* Input
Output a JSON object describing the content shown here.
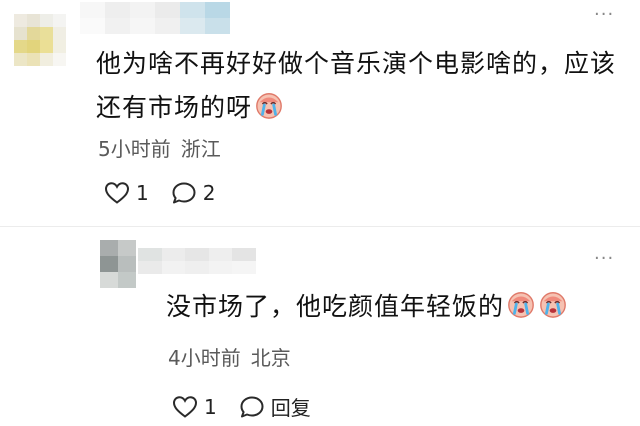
{
  "comment": {
    "text": "他为啥不再好好做个音乐演个电影啥的，应该还有市场的呀",
    "emoji": "crying-face",
    "time": "5小时前",
    "location": "浙江",
    "like_count": "1",
    "reply_count": "2",
    "more": "···"
  },
  "reply": {
    "text": "没市场了，他吃颜值年轻饭的",
    "emojis": [
      "crying-face",
      "crying-face"
    ],
    "time": "4小时前",
    "location": "北京",
    "like_count": "1",
    "reply_label": "回复",
    "more": "···"
  }
}
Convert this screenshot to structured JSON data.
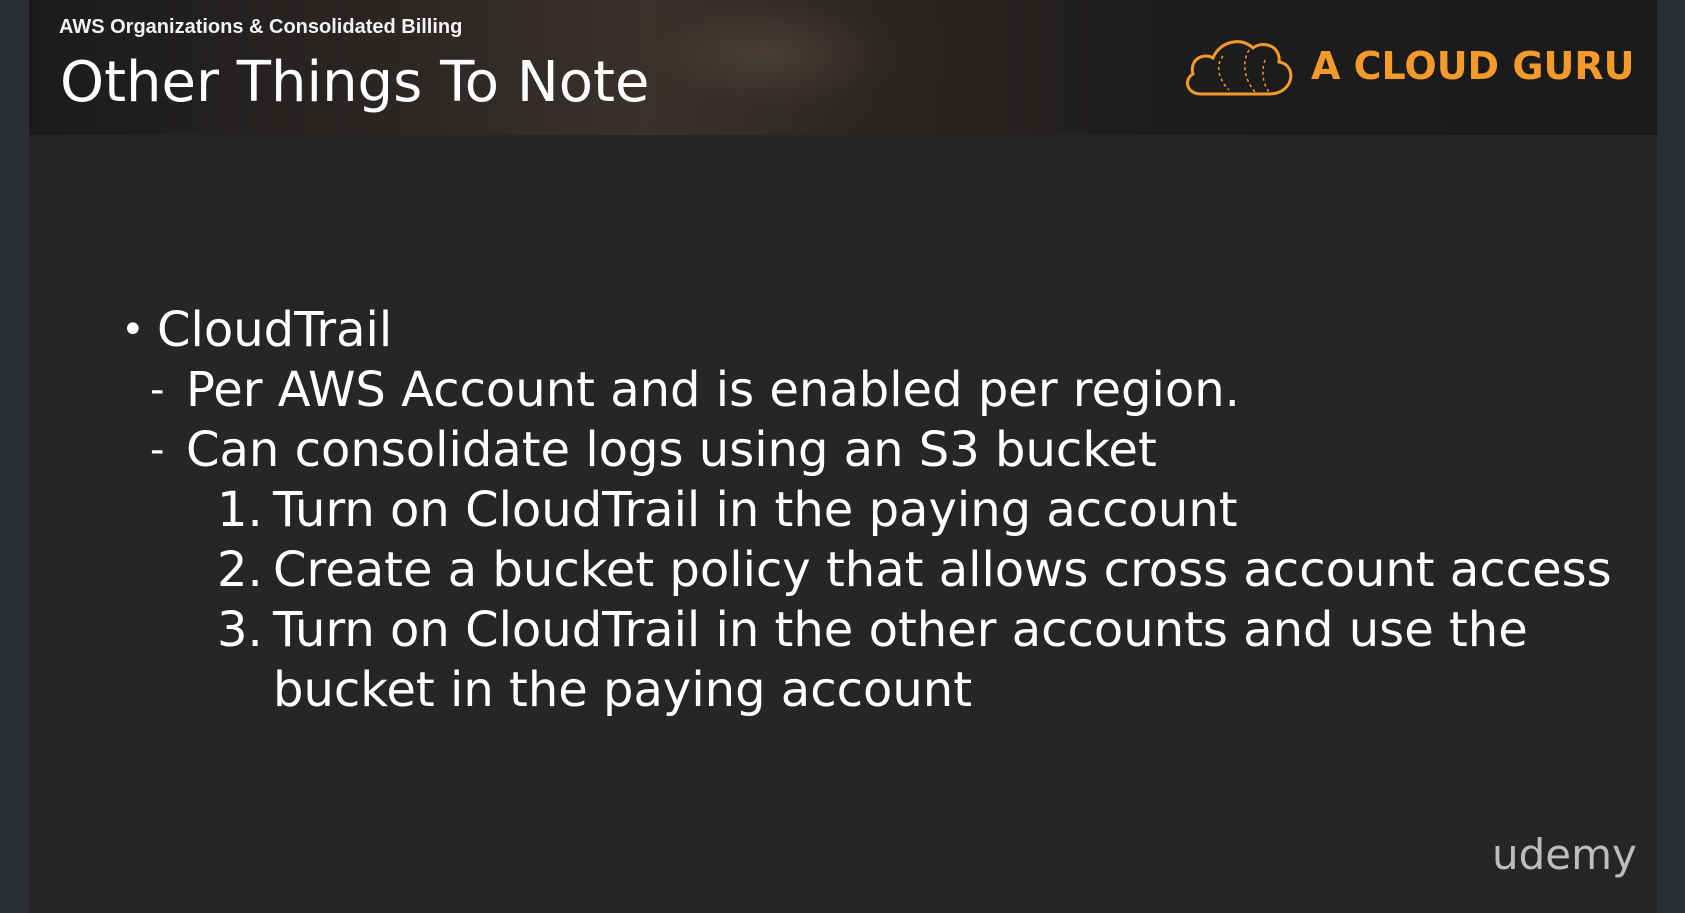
{
  "header": {
    "subtitle": "AWS Organizations & Consolidated Billing",
    "title": "Other Things To Note",
    "logo_text": "A CLOUD GURU",
    "logo_icon": "cloud-icon",
    "logo_color": "#f49a2a"
  },
  "body": {
    "bullet_marker": "•",
    "bullet": "CloudTrail",
    "dash_marker": "-",
    "sub_items": [
      "Per AWS Account and is enabled per region.",
      "Can consolidate logs using an S3 bucket"
    ],
    "steps": [
      {
        "num": "1.",
        "text": "Turn on CloudTrail in the paying account"
      },
      {
        "num": "2.",
        "text": "Create a bucket policy that allows cross account access"
      },
      {
        "num": "3.",
        "text": "Turn on CloudTrail in the other accounts and use the",
        "continuation": "bucket in the paying account"
      }
    ]
  },
  "watermark": "udemy",
  "colors": {
    "background": "#262626",
    "text": "#ffffff",
    "accent": "#f49a2a"
  }
}
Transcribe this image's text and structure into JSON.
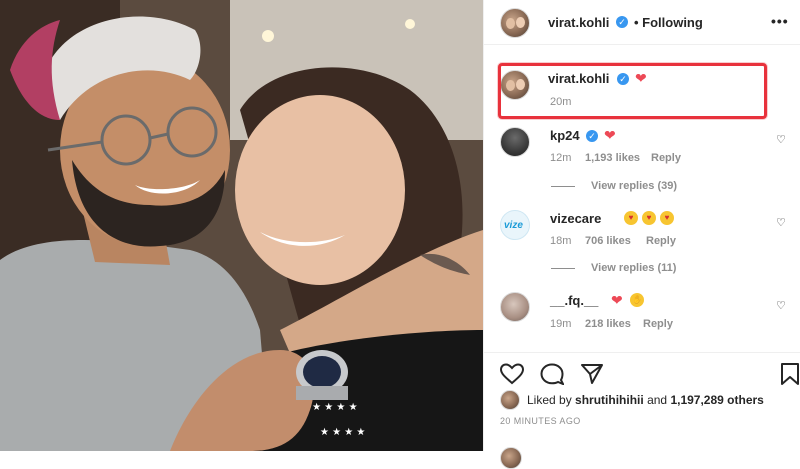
{
  "header": {
    "username": "virat.kohli",
    "follow_status": "• Following",
    "more_label": "•••"
  },
  "caption": {
    "username": "virat.kohli",
    "time": "20m"
  },
  "comments": [
    {
      "username": "kp24",
      "emojis": [
        "heart-emoji"
      ],
      "time": "12m",
      "likes": "1,193 likes",
      "reply": "Reply",
      "view_replies": "View replies (39)",
      "avatar": "kp24-avatar"
    },
    {
      "username": "vizecare",
      "emojis": [
        "heart-eyes-emoji",
        "heart-eyes-emoji",
        "heart-eyes-emoji"
      ],
      "time": "18m",
      "likes": "706 likes",
      "reply": "Reply",
      "view_replies": "View replies (11)",
      "avatar": "vizecare-avatar",
      "avatar_text": "vize"
    },
    {
      "username": "__.fq.__",
      "emojis": [
        "heart-emoji",
        "raised-hands-emoji"
      ],
      "time": "19m",
      "likes": "218 likes",
      "reply": "Reply",
      "avatar": "fq-avatar"
    }
  ],
  "footer": {
    "liked_by_prefix": "Liked by",
    "liked_by_user": "shrutihihihii",
    "liked_by_and": "and",
    "liked_by_count": "1,197,289 others",
    "time_ago": "20 MINUTES AGO"
  },
  "colors": {
    "verified": "#3897f0",
    "heart": "#ed4956",
    "highlight": "#e8323c"
  }
}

* The problem
In the copy, include all records verbatim but no images.

* Response to this task
Output a JSON object describing the content shown here.
{
  "comment": {
    "text": "他为啥不再好好做个音乐演个电影啥的，应该还有市场的呀",
    "emoji": "crying-face",
    "time": "5小时前",
    "location": "浙江",
    "like_count": "1",
    "reply_count": "2",
    "more": "···"
  },
  "reply": {
    "text": "没市场了，他吃颜值年轻饭的",
    "emojis": [
      "crying-face",
      "crying-face"
    ],
    "time": "4小时前",
    "location": "北京",
    "like_count": "1",
    "reply_label": "回复",
    "more": "···"
  }
}
Convert this screenshot to structured JSON data.
{
  "header": {
    "subtitle": "AWS Organizations & Consolidated Billing",
    "title": "Other Things To Note",
    "logo_text": "A CLOUD GURU",
    "logo_icon": "cloud-icon",
    "logo_color": "#f49a2a"
  },
  "body": {
    "bullet_marker": "•",
    "bullet": "CloudTrail",
    "dash_marker": "-",
    "sub_items": [
      "Per AWS Account and is enabled per region.",
      "Can consolidate logs using an S3 bucket"
    ],
    "steps": [
      {
        "num": "1.",
        "text": "Turn on CloudTrail in the paying account"
      },
      {
        "num": "2.",
        "text": "Create a bucket policy that allows cross account access"
      },
      {
        "num": "3.",
        "text": "Turn on CloudTrail in the other accounts and use the",
        "continuation": "bucket in the paying account"
      }
    ]
  },
  "watermark": "udemy",
  "colors": {
    "background": "#262626",
    "text": "#ffffff",
    "accent": "#f49a2a"
  }
}
Transcribe this image's text and structure into JSON.
{
  "header": {
    "username": "virat.kohli",
    "follow_status": "• Following",
    "more_label": "•••"
  },
  "caption": {
    "username": "virat.kohli",
    "time": "20m"
  },
  "comments": [
    {
      "username": "kp24",
      "emojis": [
        "heart-emoji"
      ],
      "time": "12m",
      "likes": "1,193 likes",
      "reply": "Reply",
      "view_replies": "View replies (39)",
      "avatar": "kp24-avatar"
    },
    {
      "username": "vizecare",
      "emojis": [
        "heart-eyes-emoji",
        "heart-eyes-emoji",
        "heart-eyes-emoji"
      ],
      "time": "18m",
      "likes": "706 likes",
      "reply": "Reply",
      "view_replies": "View replies (11)",
      "avatar": "vizecare-avatar",
      "avatar_text": "vize"
    },
    {
      "username": "__.fq.__",
      "emojis": [
        "heart-emoji",
        "raised-hands-emoji"
      ],
      "time": "19m",
      "likes": "218 likes",
      "reply": "Reply",
      "avatar": "fq-avatar"
    }
  ],
  "footer": {
    "liked_by_prefix": "Liked by",
    "liked_by_user": "shrutihihihii",
    "liked_by_and": "and",
    "liked_by_count": "1,197,289 others",
    "time_ago": "20 MINUTES AGO"
  },
  "colors": {
    "verified": "#3897f0",
    "heart": "#ed4956",
    "highlight": "#e8323c"
  }
}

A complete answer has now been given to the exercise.